- _Exercise_: Transcribe only the stretch of lines that opens with the line containing "Read out every word on this page." and closes with the last line of the listing, skipping pictures.
>> Begin Task inputs
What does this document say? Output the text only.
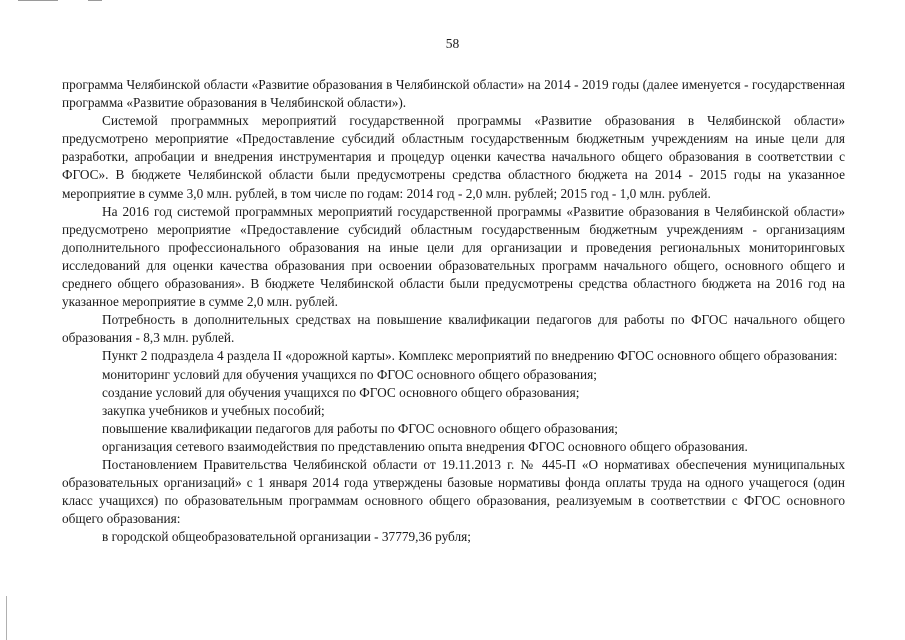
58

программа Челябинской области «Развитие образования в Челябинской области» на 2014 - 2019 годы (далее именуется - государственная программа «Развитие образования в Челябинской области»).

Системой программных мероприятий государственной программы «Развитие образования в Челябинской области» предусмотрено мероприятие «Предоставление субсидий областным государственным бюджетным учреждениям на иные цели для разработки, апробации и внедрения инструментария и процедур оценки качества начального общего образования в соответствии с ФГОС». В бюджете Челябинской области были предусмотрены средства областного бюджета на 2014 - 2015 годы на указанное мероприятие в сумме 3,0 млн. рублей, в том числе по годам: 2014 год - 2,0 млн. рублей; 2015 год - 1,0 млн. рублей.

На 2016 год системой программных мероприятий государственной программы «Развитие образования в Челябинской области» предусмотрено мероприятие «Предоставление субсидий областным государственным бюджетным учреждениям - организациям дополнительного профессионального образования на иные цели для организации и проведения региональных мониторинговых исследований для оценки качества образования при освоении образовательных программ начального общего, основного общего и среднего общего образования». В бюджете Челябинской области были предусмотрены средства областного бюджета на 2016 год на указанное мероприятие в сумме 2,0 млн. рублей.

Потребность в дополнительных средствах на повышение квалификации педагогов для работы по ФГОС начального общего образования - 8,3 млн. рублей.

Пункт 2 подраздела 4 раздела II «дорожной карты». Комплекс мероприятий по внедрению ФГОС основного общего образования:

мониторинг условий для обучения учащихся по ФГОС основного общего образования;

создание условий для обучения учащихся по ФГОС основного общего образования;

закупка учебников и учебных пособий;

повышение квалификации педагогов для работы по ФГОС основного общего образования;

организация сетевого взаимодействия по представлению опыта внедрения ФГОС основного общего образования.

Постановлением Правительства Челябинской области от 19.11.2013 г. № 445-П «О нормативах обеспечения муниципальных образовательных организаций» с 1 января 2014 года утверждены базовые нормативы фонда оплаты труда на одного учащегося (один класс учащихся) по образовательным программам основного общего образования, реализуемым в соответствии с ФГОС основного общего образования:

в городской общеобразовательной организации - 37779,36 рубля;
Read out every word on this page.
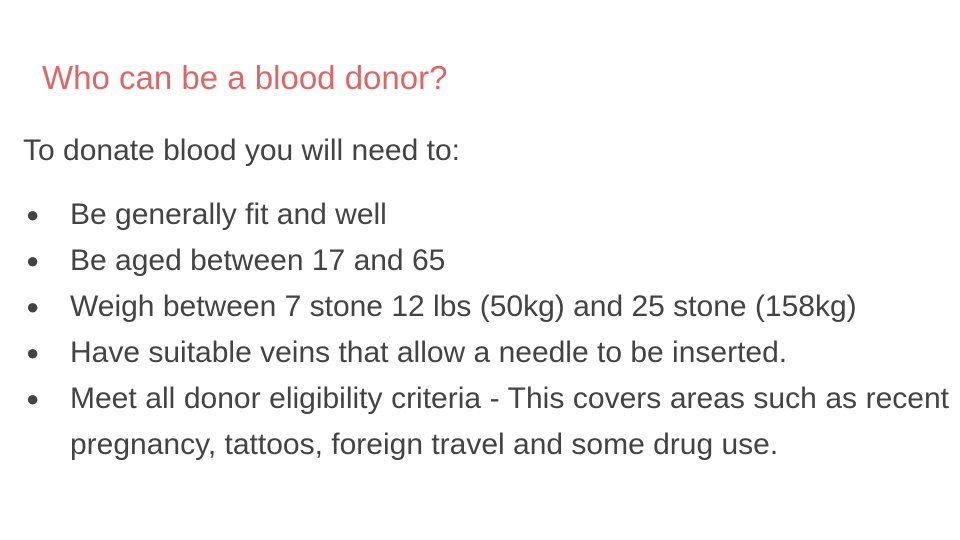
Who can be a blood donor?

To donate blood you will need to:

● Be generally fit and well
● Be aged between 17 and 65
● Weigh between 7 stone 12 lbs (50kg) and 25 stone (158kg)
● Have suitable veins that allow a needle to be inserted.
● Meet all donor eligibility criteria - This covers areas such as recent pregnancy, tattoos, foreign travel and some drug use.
>> End Task inputs
- _Exercise output_:
Read out every word on this page.
Who can be a blood donor?

To donate blood you will need to:

● Be generally fit and well
● Be aged between 17 and 65
● Weigh between 7 stone 12 lbs (50kg) and 25 stone (158kg)
● Have suitable veins that allow a needle to be inserted.
● Meet all donor eligibility criteria - This covers areas such as recent pregnancy, tattoos, foreign travel and some drug use.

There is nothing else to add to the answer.